* [JOB]
All lines in the data bearing the string "count" should be identified and copied.

* [EXTRACTED MATERIAL]
** BEGIN **
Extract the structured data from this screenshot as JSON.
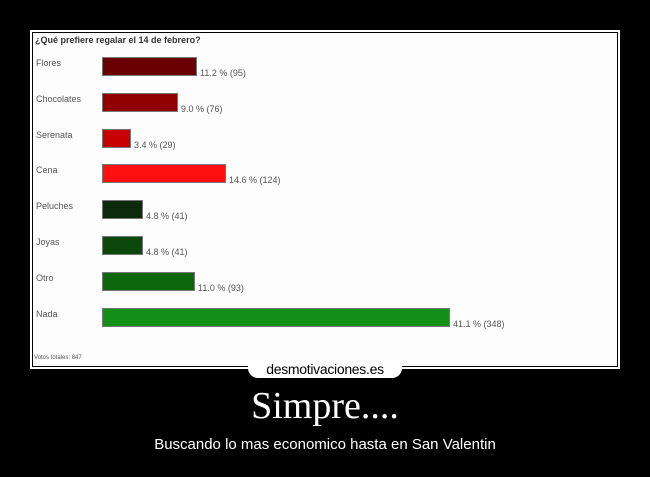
{
  "poll": {
    "title": "¿Qué prefiere regalar el 14 de febrero?",
    "options": [
      {
        "label": "Flores",
        "percent": 11.2,
        "votes": 95,
        "value_text": "11.2 % (95)",
        "color": "#6b0000"
      },
      {
        "label": "Chocolates",
        "percent": 9.0,
        "votes": 76,
        "value_text": "9.0 % (76)",
        "color": "#900000"
      },
      {
        "label": "Serenata",
        "percent": 3.4,
        "votes": 29,
        "value_text": "3.4 % (29)",
        "color": "#c80000"
      },
      {
        "label": "Cena",
        "percent": 14.6,
        "votes": 124,
        "value_text": "14.6 % (124)",
        "color": "#ff1010"
      },
      {
        "label": "Peluches",
        "percent": 4.8,
        "votes": 41,
        "value_text": "4.8 % (41)",
        "color": "#0c2a0c"
      },
      {
        "label": "Joyas",
        "percent": 4.8,
        "votes": 41,
        "value_text": "4.8 % (41)",
        "color": "#0c480c"
      },
      {
        "label": "Otro",
        "percent": 11.0,
        "votes": 93,
        "value_text": "11.0 % (93)",
        "color": "#0c680c"
      },
      {
        "label": "Nada",
        "percent": 41.1,
        "votes": 348,
        "value_text": "41.1 % (348)",
        "color": "#129018"
      }
    ],
    "total_text": "Votos totales: 847"
  },
  "watermark": "desmotivaciones.es",
  "headline": "Simpre....",
  "subtitle": "Buscando lo mas economico hasta en San Valentin"
}
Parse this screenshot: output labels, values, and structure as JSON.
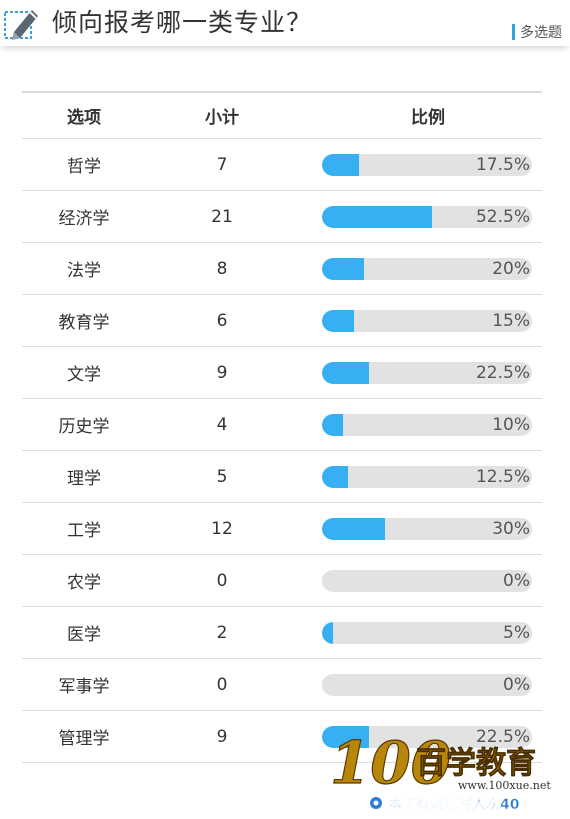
{
  "header": {
    "title": "倾向报考哪一类专业？",
    "badge": "多选题",
    "icon": "pencil-icon"
  },
  "table": {
    "columns": [
      "选项",
      "小计",
      "比例"
    ],
    "rows": [
      {
        "option": "哲学",
        "count": "7",
        "percent": "17.5%",
        "ratio": 0.175
      },
      {
        "option": "经济学",
        "count": "21",
        "percent": "52.5%",
        "ratio": 0.525
      },
      {
        "option": "法学",
        "count": "8",
        "percent": "20%",
        "ratio": 0.2
      },
      {
        "option": "教育学",
        "count": "6",
        "percent": "15%",
        "ratio": 0.15
      },
      {
        "option": "文学",
        "count": "9",
        "percent": "22.5%",
        "ratio": 0.225
      },
      {
        "option": "历史学",
        "count": "4",
        "percent": "10%",
        "ratio": 0.1
      },
      {
        "option": "理学",
        "count": "5",
        "percent": "12.5%",
        "ratio": 0.125
      },
      {
        "option": "工学",
        "count": "12",
        "percent": "30%",
        "ratio": 0.3
      },
      {
        "option": "农学",
        "count": "0",
        "percent": "0%",
        "ratio": 0.0
      },
      {
        "option": "医学",
        "count": "2",
        "percent": "5%",
        "ratio": 0.05
      },
      {
        "option": "军事学",
        "count": "0",
        "percent": "0%",
        "ratio": 0.0
      },
      {
        "option": "管理学",
        "count": "9",
        "percent": "22.5%",
        "ratio": 0.225
      }
    ]
  },
  "watermark": {
    "logo_number": "100",
    "logo_text": "百学教育",
    "url": "www.100xue.net",
    "footer": "本题有效填写人次40"
  },
  "colors": {
    "accent": "#36b0f3",
    "track": "#e2e2e2",
    "badge_bar": "#2ba6e1",
    "logo": "#b8860b",
    "footer": "#2a7fd4"
  }
}
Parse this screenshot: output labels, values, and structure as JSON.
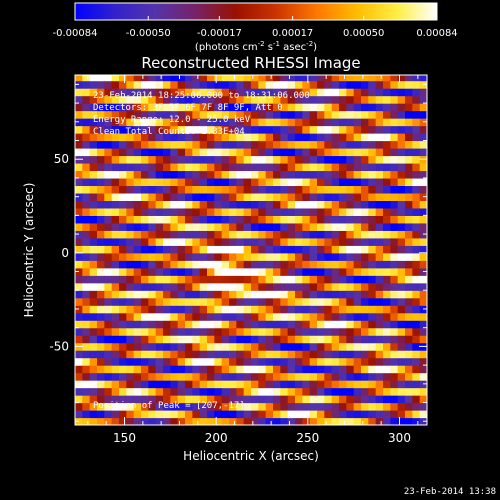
** END **
* [WORKED SOLUTION]
        "count": "7",
        "count": "21",
        "count": "8",
        "count": "6",
        "count": "9",
        "count": "4",
        "count": "5",
        "count": "12",
        "count": "0",
        "count": "2",
        "count": "0",
        "count": "9",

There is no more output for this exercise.